**Texto de apoio**
((

Ministros do STF veem Bolsonaro focado em eleição e contido em ataques contra tribunal
BRASÍLIA, DF (FOLHAPRESS) - Integrantes de tribunais superiores avaliaram que Jair Bolsonaro (PL) se conteve nos ataques contra o Judiciário no 7 de Setembro em relação ao ano anterior e viram nos discursos do presidente um tom eleitoreiro.
A avaliação de magistrados no STF (Supremo Tribunal Federal) é que os ataques de apoiadores do chefe do Executivo e as provocações do próprio mandatário contra a corte ocorreram dentro do esperado e que não houve novidades na comparação com declarações anteriores que pudessem elevar a temperatura da crise entre os Poderes.
Ministros de tribunais superiores disseram ainda reservadamente que as manifestações foram grandes e que Bolsonaro se apropriou do Dia da Independência para fazer um ato de campanha. Magistrados também criticaram o que chamaram de inércia do MPE (Ministério Público Eleitoral) diante de possíveis delitos eleitorais cometidos pelo presidente.
Durante falas tanto em Brasília como no Rio de Janeiro, Bolsonaro adotou tom crítico ao STF, instigando apoiadores contra o tribunal e citou operação conduzida pelo ministro Alexandre de Moraes, que preside o TSE (Tribunal Superior Eleitoral). O presidente, no entanto, evitou atacar Moraes diretamente.
"O conhecimento também liberta. Hoje todos sabem quem é o Poder Executivo. Hoje todos sabem o que é Câmara dos Deputados. Todos sabem o que é Senado Federal. E todos sabem o que é o Supremo Tribunal Federal", disse Bolsonaro em Brasília.

))

**Linhas de dados**

((

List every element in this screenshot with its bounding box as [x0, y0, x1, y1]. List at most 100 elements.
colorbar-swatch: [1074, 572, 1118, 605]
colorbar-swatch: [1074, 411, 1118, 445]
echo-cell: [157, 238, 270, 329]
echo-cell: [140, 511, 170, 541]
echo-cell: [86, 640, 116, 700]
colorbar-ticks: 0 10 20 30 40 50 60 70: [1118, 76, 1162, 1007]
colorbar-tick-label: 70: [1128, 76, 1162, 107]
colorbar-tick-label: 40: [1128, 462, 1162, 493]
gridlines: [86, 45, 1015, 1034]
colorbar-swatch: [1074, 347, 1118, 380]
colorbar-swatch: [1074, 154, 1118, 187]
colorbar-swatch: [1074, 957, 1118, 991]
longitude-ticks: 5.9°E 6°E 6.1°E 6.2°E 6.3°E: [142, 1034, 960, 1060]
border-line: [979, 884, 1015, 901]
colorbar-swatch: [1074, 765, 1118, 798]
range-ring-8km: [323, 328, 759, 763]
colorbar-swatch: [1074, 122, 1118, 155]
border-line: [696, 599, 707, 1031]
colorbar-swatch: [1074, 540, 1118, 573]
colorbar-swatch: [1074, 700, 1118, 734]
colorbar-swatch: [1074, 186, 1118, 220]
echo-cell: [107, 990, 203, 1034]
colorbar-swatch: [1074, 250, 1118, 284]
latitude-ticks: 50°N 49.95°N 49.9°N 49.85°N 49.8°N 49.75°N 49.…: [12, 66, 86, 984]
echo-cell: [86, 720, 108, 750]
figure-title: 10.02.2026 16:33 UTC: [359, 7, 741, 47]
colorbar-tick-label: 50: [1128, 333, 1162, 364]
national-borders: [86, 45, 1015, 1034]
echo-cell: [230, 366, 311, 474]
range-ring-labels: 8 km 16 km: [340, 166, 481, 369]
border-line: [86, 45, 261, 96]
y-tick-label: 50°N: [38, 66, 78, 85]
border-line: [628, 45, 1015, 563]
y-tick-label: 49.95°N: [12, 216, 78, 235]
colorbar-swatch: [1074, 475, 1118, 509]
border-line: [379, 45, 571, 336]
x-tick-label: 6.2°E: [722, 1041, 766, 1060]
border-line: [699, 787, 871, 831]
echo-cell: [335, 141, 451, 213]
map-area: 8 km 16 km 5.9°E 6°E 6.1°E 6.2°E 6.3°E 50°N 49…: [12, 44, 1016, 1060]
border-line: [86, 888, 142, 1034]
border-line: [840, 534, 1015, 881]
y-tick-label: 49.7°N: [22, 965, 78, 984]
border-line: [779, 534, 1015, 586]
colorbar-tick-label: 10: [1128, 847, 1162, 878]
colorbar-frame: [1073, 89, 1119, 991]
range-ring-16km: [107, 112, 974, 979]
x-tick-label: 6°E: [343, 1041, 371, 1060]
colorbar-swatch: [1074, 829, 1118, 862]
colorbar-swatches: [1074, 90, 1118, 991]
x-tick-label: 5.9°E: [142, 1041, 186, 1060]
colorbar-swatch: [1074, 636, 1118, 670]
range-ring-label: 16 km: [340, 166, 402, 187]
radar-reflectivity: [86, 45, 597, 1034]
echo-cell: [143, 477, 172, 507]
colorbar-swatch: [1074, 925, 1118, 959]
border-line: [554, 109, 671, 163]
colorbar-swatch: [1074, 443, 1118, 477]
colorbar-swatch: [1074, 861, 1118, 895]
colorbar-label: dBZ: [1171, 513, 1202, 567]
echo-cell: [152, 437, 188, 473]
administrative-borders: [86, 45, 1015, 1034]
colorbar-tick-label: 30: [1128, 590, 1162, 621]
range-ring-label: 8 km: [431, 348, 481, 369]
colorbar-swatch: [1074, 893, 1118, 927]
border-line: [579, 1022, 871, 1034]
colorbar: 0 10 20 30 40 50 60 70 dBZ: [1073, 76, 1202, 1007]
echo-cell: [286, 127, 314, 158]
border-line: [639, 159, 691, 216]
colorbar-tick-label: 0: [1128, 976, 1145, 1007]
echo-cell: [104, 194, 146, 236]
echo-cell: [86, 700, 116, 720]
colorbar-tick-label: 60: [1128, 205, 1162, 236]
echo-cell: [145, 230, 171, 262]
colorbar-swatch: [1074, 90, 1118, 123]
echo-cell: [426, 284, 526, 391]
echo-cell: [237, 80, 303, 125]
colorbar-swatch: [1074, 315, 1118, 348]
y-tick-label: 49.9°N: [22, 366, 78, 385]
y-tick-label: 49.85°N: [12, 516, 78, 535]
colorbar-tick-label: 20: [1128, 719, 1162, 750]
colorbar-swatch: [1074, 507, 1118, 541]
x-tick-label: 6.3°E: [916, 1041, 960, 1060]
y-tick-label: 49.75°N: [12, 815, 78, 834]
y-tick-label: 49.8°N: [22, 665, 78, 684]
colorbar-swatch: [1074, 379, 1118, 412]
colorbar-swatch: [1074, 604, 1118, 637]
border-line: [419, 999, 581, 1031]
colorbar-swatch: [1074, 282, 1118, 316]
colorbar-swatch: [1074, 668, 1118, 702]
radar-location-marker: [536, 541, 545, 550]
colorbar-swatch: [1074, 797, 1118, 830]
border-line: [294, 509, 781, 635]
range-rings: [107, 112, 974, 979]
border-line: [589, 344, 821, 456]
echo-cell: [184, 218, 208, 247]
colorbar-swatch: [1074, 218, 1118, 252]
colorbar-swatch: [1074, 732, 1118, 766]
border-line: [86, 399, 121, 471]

))

**O que fazer**
**A.** Liste as instituições que, segundo a fala de Bolsonaro citada no texto de apoio, "todos sabem" quem ou o que são.
**B.** Transcreva do texto de apoio tudo o que vai de "Ministros do STF" até "um tom eleitoreiro.".

**Em resposta**
**A.**
Poder Executivo
Câmara dos Deputados
Senado Federal
Supremo Tribunal Federal

**B.**
Ministros do STF veem Bolsonaro focado em eleição e contido em ataques contra tribunal
BRASÍLIA, DF (FOLHAPRESS) - Integrantes de tribunais superiores avaliaram que Jair Bolsonaro (PL) se conteve nos ataques contra o Judiciário no 7 de Setembro em relação ao ano anterior e viram nos discursos do presidente um tom eleitoreiro.